Task instructions: From the line containing "Convert this document image to plain text." through the last line of the data, return those lines exactly as written and nothing more.

*** Extracted records ***

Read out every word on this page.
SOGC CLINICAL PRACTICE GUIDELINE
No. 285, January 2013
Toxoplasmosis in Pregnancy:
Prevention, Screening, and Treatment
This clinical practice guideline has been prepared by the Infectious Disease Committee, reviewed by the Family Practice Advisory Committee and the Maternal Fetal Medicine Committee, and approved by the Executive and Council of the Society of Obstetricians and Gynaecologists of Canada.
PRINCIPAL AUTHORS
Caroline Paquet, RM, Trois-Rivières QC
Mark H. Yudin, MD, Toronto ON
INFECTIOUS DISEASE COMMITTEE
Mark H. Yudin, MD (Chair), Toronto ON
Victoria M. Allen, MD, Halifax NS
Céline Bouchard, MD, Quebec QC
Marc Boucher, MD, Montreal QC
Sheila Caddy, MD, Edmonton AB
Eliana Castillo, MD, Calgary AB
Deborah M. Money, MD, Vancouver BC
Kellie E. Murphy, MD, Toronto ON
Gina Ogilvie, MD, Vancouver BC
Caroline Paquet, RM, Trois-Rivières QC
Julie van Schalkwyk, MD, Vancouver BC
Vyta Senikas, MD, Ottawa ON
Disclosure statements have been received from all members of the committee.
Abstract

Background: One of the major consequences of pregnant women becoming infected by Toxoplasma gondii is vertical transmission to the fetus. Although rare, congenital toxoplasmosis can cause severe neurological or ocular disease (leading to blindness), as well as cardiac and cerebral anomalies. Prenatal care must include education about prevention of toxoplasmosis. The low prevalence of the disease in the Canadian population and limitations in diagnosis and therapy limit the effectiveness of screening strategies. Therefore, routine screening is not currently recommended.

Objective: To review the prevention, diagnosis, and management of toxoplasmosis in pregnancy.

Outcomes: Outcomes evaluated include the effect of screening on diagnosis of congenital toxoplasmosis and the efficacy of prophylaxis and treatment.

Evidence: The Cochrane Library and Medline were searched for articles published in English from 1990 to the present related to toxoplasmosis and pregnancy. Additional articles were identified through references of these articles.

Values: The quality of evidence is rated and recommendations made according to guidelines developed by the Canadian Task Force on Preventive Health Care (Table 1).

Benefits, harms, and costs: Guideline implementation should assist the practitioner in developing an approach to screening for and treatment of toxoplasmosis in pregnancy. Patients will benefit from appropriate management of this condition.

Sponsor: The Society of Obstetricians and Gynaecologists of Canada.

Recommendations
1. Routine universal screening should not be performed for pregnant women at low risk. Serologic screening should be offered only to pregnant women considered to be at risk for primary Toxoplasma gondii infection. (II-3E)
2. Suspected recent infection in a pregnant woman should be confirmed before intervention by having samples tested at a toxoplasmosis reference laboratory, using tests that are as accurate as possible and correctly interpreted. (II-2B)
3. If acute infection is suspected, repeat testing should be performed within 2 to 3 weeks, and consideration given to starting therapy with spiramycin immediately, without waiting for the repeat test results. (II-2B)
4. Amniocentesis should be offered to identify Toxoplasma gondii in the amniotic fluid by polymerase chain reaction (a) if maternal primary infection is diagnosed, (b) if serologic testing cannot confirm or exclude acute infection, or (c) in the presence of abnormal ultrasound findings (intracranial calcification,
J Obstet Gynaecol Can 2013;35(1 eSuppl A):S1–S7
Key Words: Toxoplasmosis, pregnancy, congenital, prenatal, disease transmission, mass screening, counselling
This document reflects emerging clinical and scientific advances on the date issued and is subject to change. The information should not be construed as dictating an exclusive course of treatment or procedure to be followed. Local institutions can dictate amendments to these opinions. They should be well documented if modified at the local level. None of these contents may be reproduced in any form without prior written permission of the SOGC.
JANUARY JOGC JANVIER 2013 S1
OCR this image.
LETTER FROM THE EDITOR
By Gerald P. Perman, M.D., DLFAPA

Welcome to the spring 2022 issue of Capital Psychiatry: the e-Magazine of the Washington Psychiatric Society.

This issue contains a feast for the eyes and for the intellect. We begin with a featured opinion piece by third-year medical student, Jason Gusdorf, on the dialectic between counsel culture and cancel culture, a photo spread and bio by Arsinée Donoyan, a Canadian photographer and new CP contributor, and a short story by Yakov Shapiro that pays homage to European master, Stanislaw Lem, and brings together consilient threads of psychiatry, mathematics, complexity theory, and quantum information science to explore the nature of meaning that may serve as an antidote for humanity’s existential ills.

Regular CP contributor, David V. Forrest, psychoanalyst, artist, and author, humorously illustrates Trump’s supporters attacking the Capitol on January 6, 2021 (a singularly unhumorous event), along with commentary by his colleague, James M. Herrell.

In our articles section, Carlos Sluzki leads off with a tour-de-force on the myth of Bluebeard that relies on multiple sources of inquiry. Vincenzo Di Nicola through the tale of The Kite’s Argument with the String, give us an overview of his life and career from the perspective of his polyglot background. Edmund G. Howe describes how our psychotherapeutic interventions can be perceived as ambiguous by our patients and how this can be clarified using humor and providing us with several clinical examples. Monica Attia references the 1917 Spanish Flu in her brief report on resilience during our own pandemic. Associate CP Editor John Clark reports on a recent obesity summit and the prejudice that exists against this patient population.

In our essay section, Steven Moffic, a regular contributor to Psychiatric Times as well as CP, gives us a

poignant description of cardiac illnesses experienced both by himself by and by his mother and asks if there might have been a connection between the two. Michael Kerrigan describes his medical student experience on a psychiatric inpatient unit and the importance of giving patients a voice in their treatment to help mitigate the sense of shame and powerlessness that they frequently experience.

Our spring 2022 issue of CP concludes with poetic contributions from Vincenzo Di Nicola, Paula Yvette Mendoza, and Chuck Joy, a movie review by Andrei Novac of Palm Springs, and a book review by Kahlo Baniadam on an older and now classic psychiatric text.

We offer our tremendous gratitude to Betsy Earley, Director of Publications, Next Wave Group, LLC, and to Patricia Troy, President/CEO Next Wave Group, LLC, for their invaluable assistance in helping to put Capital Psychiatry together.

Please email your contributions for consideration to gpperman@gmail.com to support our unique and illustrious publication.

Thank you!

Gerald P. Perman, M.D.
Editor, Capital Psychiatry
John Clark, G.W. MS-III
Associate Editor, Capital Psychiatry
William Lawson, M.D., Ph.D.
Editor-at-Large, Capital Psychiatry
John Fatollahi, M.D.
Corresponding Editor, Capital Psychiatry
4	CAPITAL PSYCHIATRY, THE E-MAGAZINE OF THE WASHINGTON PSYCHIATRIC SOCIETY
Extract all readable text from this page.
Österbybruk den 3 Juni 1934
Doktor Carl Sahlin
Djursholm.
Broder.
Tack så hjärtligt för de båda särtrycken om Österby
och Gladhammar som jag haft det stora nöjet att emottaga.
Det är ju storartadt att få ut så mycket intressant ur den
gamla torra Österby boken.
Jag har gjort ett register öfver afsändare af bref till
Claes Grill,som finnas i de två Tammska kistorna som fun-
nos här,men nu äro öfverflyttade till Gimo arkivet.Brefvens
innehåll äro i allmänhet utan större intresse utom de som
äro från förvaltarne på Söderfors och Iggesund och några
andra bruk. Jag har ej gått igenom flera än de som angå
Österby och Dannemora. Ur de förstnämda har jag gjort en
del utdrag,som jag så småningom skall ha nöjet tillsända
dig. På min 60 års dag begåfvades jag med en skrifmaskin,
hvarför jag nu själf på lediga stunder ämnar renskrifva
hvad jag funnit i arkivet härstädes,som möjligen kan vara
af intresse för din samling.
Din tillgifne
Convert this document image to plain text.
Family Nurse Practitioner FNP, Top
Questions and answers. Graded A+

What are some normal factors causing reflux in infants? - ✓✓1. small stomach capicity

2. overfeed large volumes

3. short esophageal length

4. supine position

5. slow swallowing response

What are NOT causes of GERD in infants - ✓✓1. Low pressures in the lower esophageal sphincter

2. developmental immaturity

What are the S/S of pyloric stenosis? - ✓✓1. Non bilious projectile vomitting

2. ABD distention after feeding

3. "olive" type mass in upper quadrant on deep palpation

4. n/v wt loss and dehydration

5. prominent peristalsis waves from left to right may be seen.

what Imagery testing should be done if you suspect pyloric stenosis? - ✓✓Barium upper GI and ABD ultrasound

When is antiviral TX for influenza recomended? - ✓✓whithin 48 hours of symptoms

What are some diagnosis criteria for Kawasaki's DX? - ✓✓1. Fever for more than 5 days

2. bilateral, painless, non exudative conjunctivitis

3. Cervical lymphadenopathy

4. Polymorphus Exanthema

*** End of Extracted records ***

Problem solution:
Convert this document image to plain text.
Family Nurse Practitioner FNP, Top
Questions and answers. Graded A+

What are some normal factors causing reflux in infants? - ✓✓1. small stomach capicity

2. overfeed large volumes

3. short esophageal length

4. supine position

5. slow swallowing response

What are NOT causes of GERD in infants - ✓✓1. Low pressures in the lower esophageal sphincter

2. developmental immaturity

What are the S/S of pyloric stenosis? - ✓✓1. Non bilious projectile vomitting

2. ABD distention after feeding

3. "olive" type mass in upper quadrant on deep palpation

4. n/v wt loss and dehydration

5. prominent peristalsis waves from left to right may be seen.

what Imagery testing should be done if you suspect pyloric stenosis? - ✓✓Barium upper GI and ABD ultrasound

When is antiviral TX for influenza recomended? - ✓✓whithin 48 hours of symptoms

What are some diagnosis criteria for Kawasaki's DX? - ✓✓1. Fever for more than 5 days

2. bilateral, painless, non exudative conjunctivitis

3. Cervical lymphadenopathy

4. Polymorphus Exanthema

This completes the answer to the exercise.